TASK MATERIAL:
↓↓↓

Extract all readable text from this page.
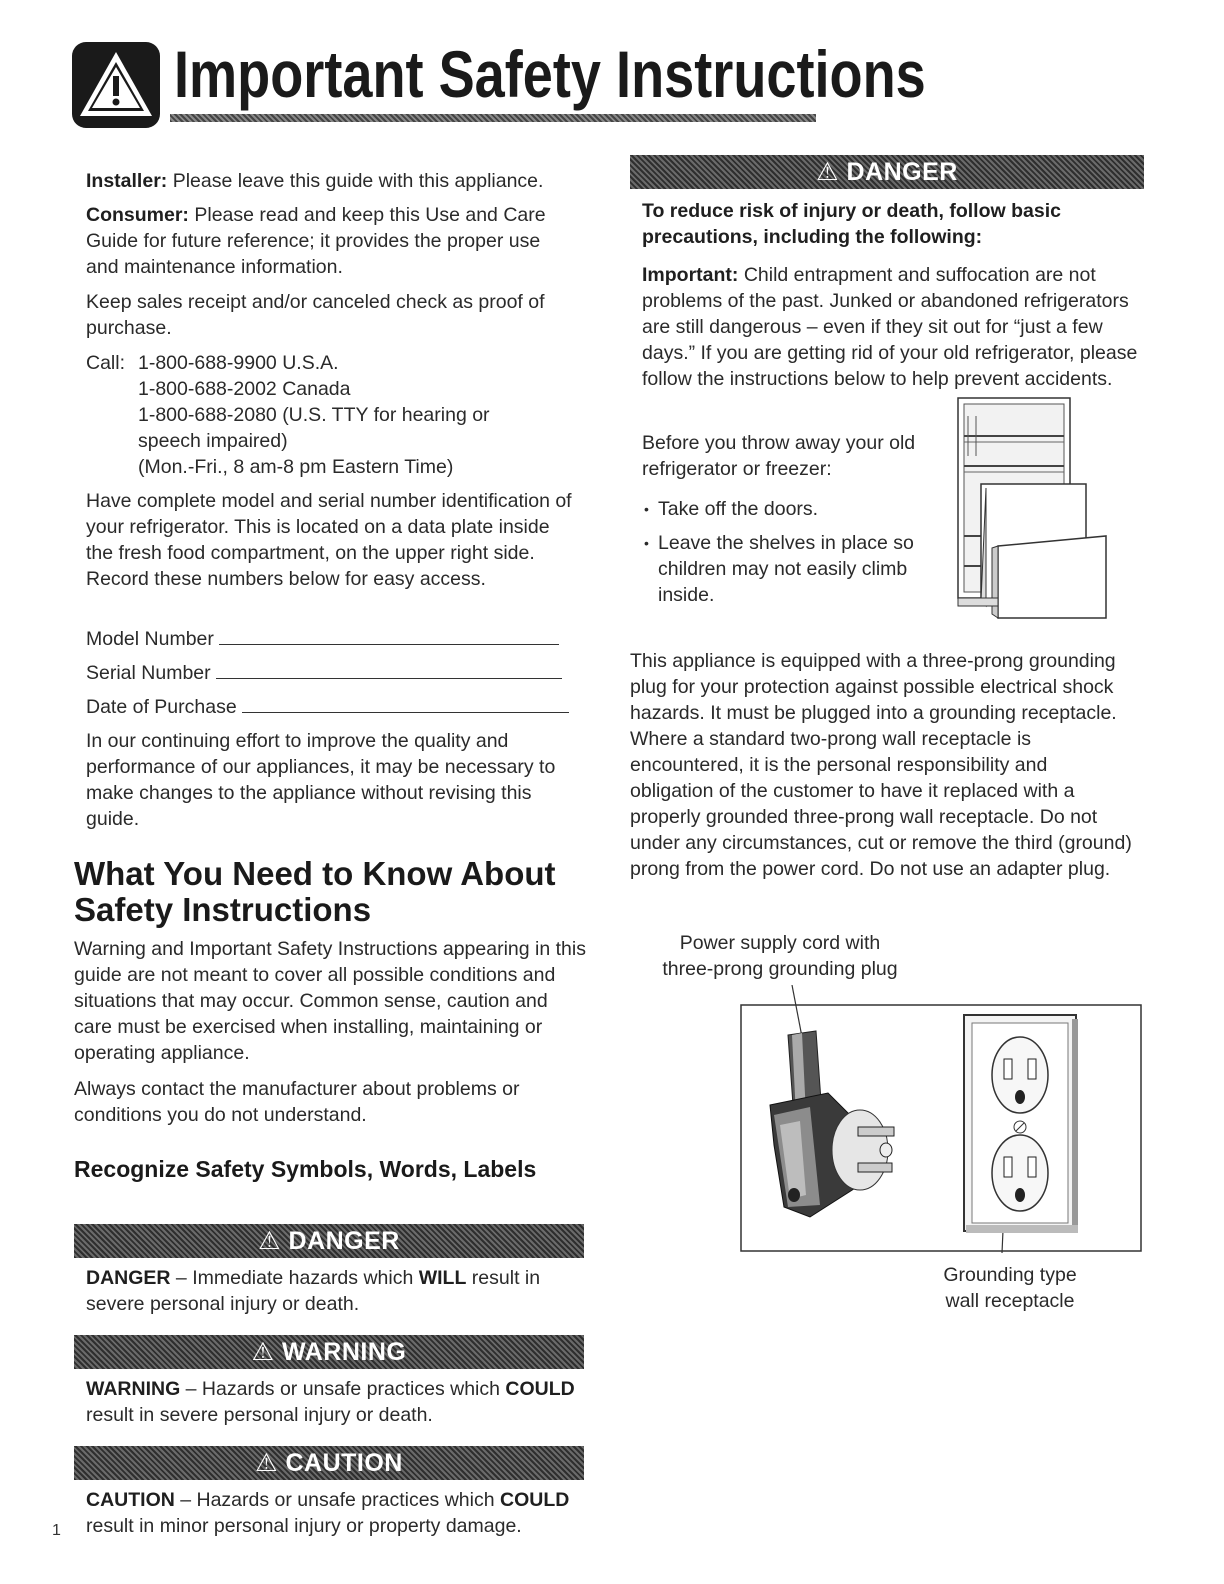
Important Safety Instructions
Installer: Please leave this guide with this appliance.
Consumer: Please read and keep this Use and Care Guide for future reference; it provides the proper use and maintenance information.

Keep sales receipt and/or canceled check as proof of purchase.

Call: 1-800-688-9900 U.S.A.
1-800-688-2002 Canada
1-800-688-2080 (U.S. TTY for hearing or
speech impaired)
(Mon.-Fri., 8 am-8 pm Eastern Time)

Have complete model and serial number identification of your refrigerator. This is located on a data plate inside the fresh food compartment, on the upper right side. Record these numbers below for easy access.

Model Number
Serial Number
Date of Purchase

In our continuing effort to improve the quality and performance of our appliances, it may be necessary to make changes to the appliance without revising this guide.

What You Need to Know About Safety Instructions

Warning and Important Safety Instructions appearing in this guide are not meant to cover all possible conditions and situations that may occur. Common sense, caution and care must be exercised when installing, maintaining or operating appliance.

Always contact the manufacturer about problems or conditions you do not understand.

Recognize Safety Symbols, Words, Labels
⚠ DANGER

DANGER – Immediate hazards which WILL result in severe personal injury or death.

⚠ WARNING

WARNING – Hazards or unsafe practices which COULD result in severe personal injury or death.

⚠ CAUTION

CAUTION – Hazards or unsafe practices which COULD result in minor personal injury or property damage.

1
⚠ DANGER

To reduce risk of injury or death, follow basic precautions, including the following:

Important: Child entrapment and suffocation are not problems of the past. Junked or abandoned refrigerators are still dangerous – even if they sit out for “just a few days.” If you are getting rid of your old refrigerator, please follow the instructions below to help prevent accidents.

Before you throw away your old refrigerator or freezer:

• Take off the doors.
• Leave the shelves in place so children may not easily climb inside.

This appliance is equipped with a three-prong grounding plug for your protection against possible electrical shock hazards. It must be plugged into a grounding receptacle. Where a standard two-prong wall receptacle is encountered, it is the personal responsibility and obligation of the customer to have it replaced with a properly grounded three-prong wall receptacle. Do not under any circumstances, cut or remove the third (ground) prong from the power cord. Do not use an adapter plug.

Power supply cord with
three-prong grounding plug
Grounding type
wall receptacle
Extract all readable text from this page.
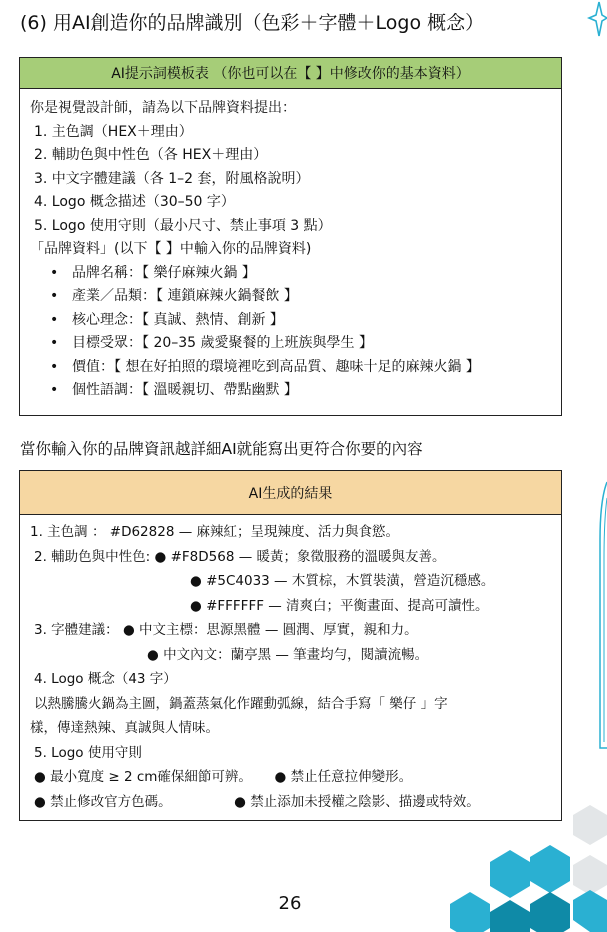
(6) 用AI創造你的品牌識別（色彩＋字體＋Logo 概念）
AI提示詞模板表 （你也可以在【 】中修改你的基本資料）
你是視覺設計師，請為以下品牌資料提出：
1. 主色調（HEX＋理由）
2. 輔助色與中性色（各 HEX＋理由）
3. 中文字體建議（各 1–2 套，附風格說明）
4. Logo 概念描述（30–50 字）
5. Logo 使用守則（最小尺寸、禁止事項 3 點）
「品牌資料」(以下【 】中輸入你的品牌資料)
• 品牌名稱：【 樂仔麻辣火鍋 】
• 產業／品類：【 連鎖麻辣火鍋餐飲 】
• 核心理念：【 真誠、熱情、創新 】
• 目標受眾：【 20–35 歲愛聚餐的上班族與學生 】
• 價值：【 想在好拍照的環境裡吃到高品質、趣味十足的麻辣火鍋 】
• 個性語調：【 溫暖親切、帶點幽默 】
當你輸入你的品牌資訊越詳細AI就能寫出更符合你要的內容
AI生成的結果
1. 主色調 ： #D62828 — 麻辣紅；呈現辣度、活力與食慾。
2. 輔助色與中性色: ● #F8D568 — 暖黃；象徵服務的溫暖與友善。
● #5C4033 — 木質棕，木質裝潢，營造沉穩感。
● #FFFFFF — 清爽白；平衡畫面、提高可讀性。
3. 字體建議： ● 中文主標：思源黑體 — 圓潤、厚實，親和力。
● 中文內文：蘭亭黑 — 筆畫均勻，閱讀流暢。
4. Logo 概念（43 字）
以熱騰騰火鍋為主圖，鍋蓋蒸氣化作躍動弧線，結合手寫「 樂仔 」字
樣，傳達熱辣、真誠與人情味。
5. Logo 使用守則
● 最小寬度 ≥ 2 cm確保細節可辨。 ● 禁止任意拉伸變形。
● 禁止修改官方色碼。	● 禁止添加未授權之陰影、描邊或特效。
26
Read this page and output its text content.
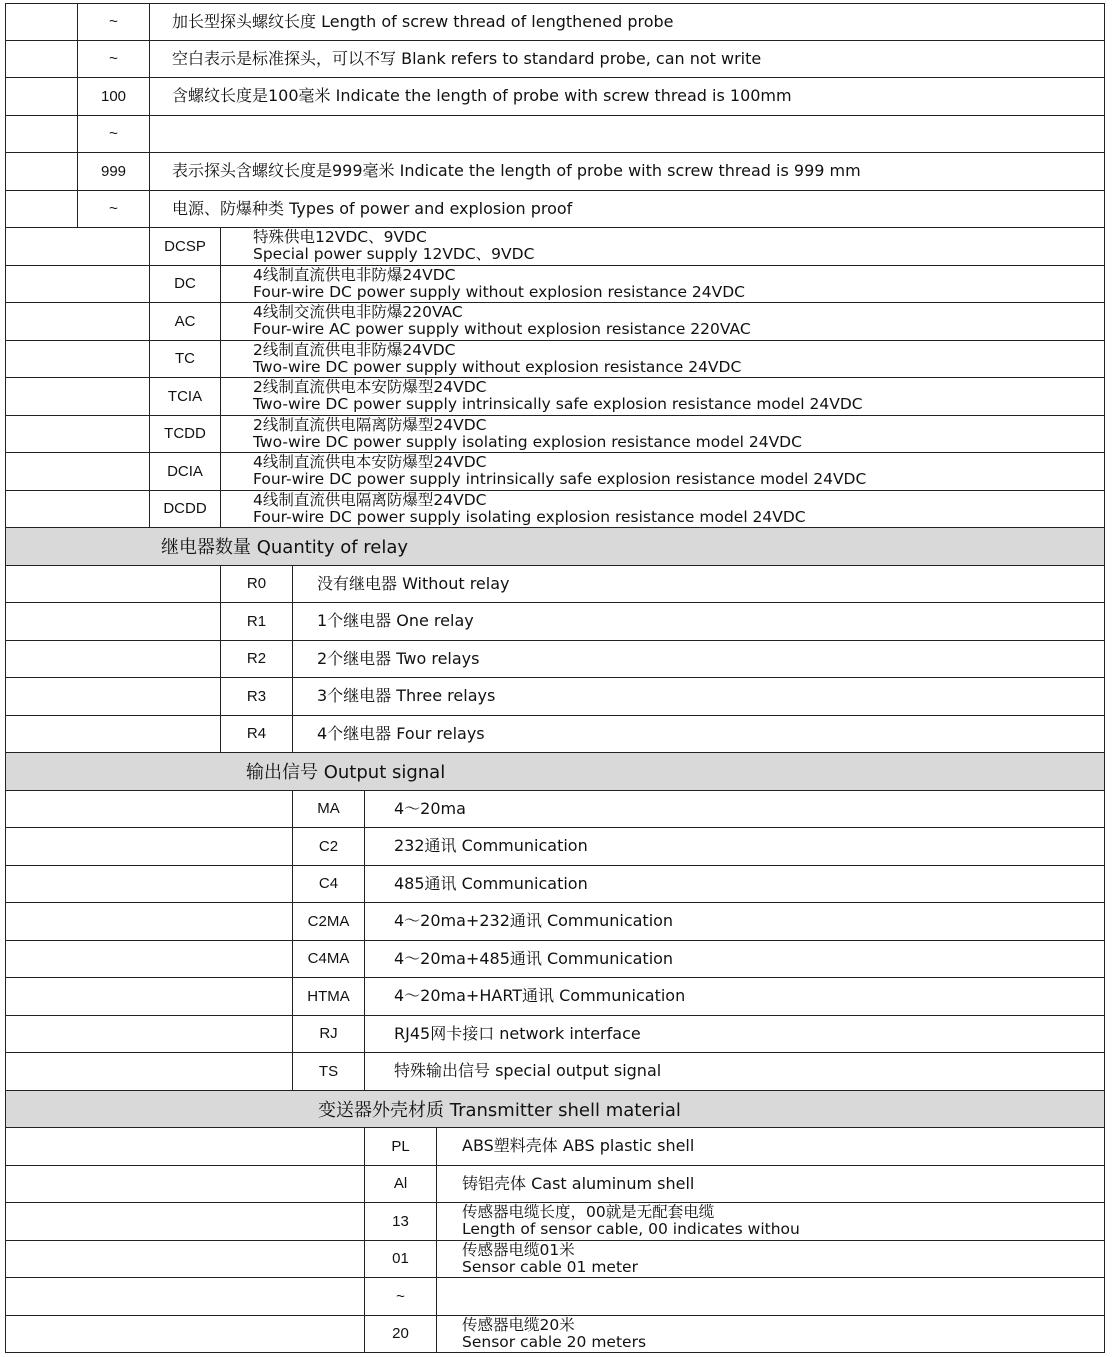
~	加长型探头螺纹长度 Length of screw thread of lengthened probe
~	空白表示是标准探头，可以不写 Blank refers to standard probe, can not write
100	含螺纹长度是100毫米 Indicate the length of probe with screw thread is 100mm
~
999	表示探头含螺纹长度是999毫米 Indicate the length of probe with screw thread is 999 mm
~	电源、防爆种类 Types of power and explosion proof
DCSP	特殊供电12VDC、9VDC
Special power supply 12VDC、9VDC
DC	4线制直流供电非防爆24VDC
Four-wire DC power supply without explosion resistance 24VDC
AC	4线制交流供电非防爆220VAC
Four-wire AC power supply without explosion resistance 220VAC
TC	2线制直流供电非防爆24VDC
Two-wire DC power supply without explosion resistance 24VDC
TCIA	2线制直流供电本安防爆型24VDC
Two-wire DC power supply intrinsically safe explosion resistance model 24VDC
TCDD	2线制直流供电隔离防爆型24VDC
Two-wire DC power supply isolating explosion resistance model 24VDC
DCIA	4线制直流供电本安防爆型24VDC
Four-wire DC power supply intrinsically safe explosion resistance model 24VDC
DCDD	4线制直流供电隔离防爆型24VDC
Four-wire DC power supply isolating explosion resistance model 24VDC
继电器数量 Quantity of relay
R0	没有继电器 Without relay
R1	1个继电器 One relay
R2	2个继电器 Two relays
R3	3个继电器 Three relays
R4	4个继电器 Four relays
输出信号 Output signal
MA	4～20ma
C2	232通讯 Communication
C4	485通讯 Communication
C2MA	4～20ma+232通讯 Communication
C4MA	4～20ma+485通讯 Communication
HTMA	4～20ma+HART通讯 Communication
RJ	RJ45网卡接口 network interface
TS	特殊输出信号 special output signal
变送器外壳材质 Transmitter shell material
PL	ABS塑料壳体 ABS plastic shell
Al	铸铝壳体 Cast aluminum shell
13	传感器电缆长度，00就是无配套电缆
Length of sensor cable, 00 indicates withou
01	传感器电缆01米
Sensor cable 01 meter
~
20	传感器电缆20米
Sensor cable 20 meters
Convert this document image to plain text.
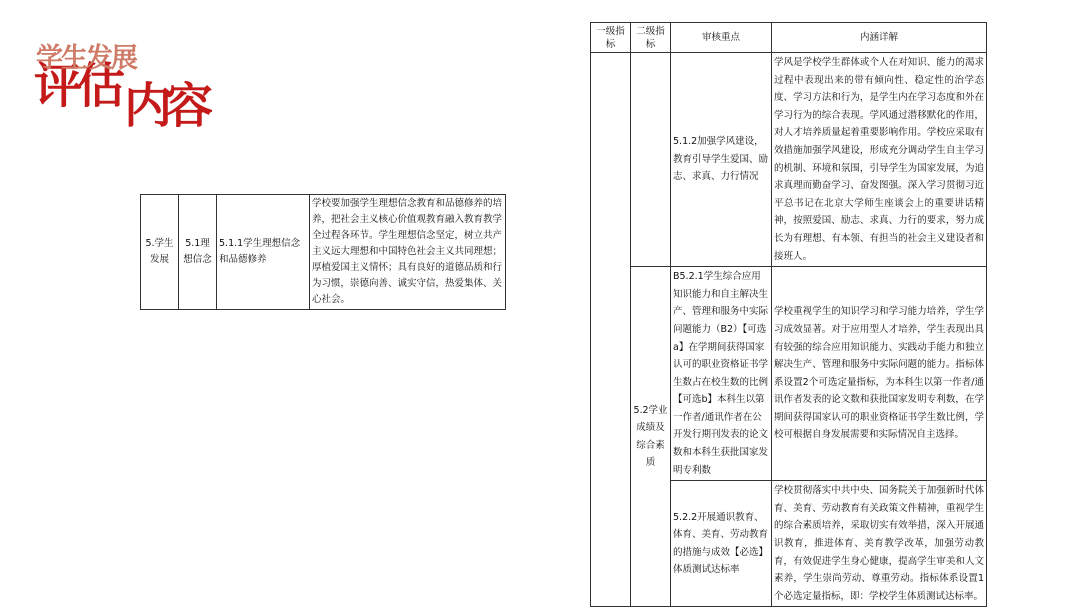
学生发展
评估内容
5.学生发展	5.1理想信念	5.1.1学生理想信念和品德修养	学校要加强学生理想信念教育和品德修养的培养，把社会主义核心价值观教育融入教育教学全过程各环节。学生理想信念坚定，树立共产主义远大理想和中国特色社会主义共同理想；厚植爱国主义情怀；具有良好的道德品质和行为习惯，崇德向善、诚实守信，热爱集体、关心社会。
一级指标	二级指标	审核重点	内涵详解
		5.1.2加强学风建设，教育引导学生爱国、励志、求真、力行情况	学风是学校学生群体或个人在对知识、能力的渴求过程中表现出来的带有倾向性、稳定性的治学态度、学习方法和行为，是学生内在学习态度和外在学习行为的综合表现。学风通过潜移默化的作用，对人才培养质量起着重要影响作用。学校应采取有效措施加强学风建设，形成充分调动学生自主学习的机制、环境和氛围，引导学生为国家发展，为追求真理而勤奋学习、奋发图强。深入学习贯彻习近平总书记在北京大学师生座谈会上的重要讲话精神，按照爱国、励志、求真、力行的要求，努力成长为有理想、有本领、有担当的社会主义建设者和接班人。
	5.2学业成绩及综合素质	B5.2.1学生综合应用知识能力和自主解决生产、管理和服务中实际问题能力（B2）【可选a】在学期间获得国家认可的职业资格证书学生数占在校生数的比例【可选b】本科生以第一作者/通讯作者在公开发行期刊发表的论文数和本科生获批国家发明专利数	学校重视学生的知识学习和学习能力培养，学生学习成效显著。对于应用型人才培养，学生表现出具有较强的综合应用知识能力、实践动手能力和独立解决生产、管理和服务中实际问题的能力。指标体系设置2个可选定量指标，为本科生以第一作者/通讯作者发表的论文数和获批国家发明专利数，在学期间获得国家认可的职业资格证书学生数比例，学校可根据自身发展需要和实际情况自主选择。
		5.2.2开展通识教育、体育、美育、劳动教育的措施与成效【必选】体质测试达标率	学校贯彻落实中共中央、国务院关于加强新时代体育、美育、劳动教育有关政策文件精神，重视学生的综合素质培养，采取切实有效举措，深入开展通识教育，推进体育、美育教学改革，加强劳动教育，有效促进学生身心健康，提高学生审美和人文素养，学生崇尚劳动、尊重劳动。指标体系设置1个必选定量指标，即：学校学生体质测试达标率。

↑↑↑

TASK TO CARRY OUT: From the entries, copy out each line containing the word "screw".

REPLY:
~	加长型探头螺纹长度 Length of screw thread of lengthened probe
100	含螺纹长度是100毫米 Indicate the length of probe with screw thread is 100mm
999	表示探头含螺纹长度是999毫米 Indicate the length of probe with screw thread is 999 mm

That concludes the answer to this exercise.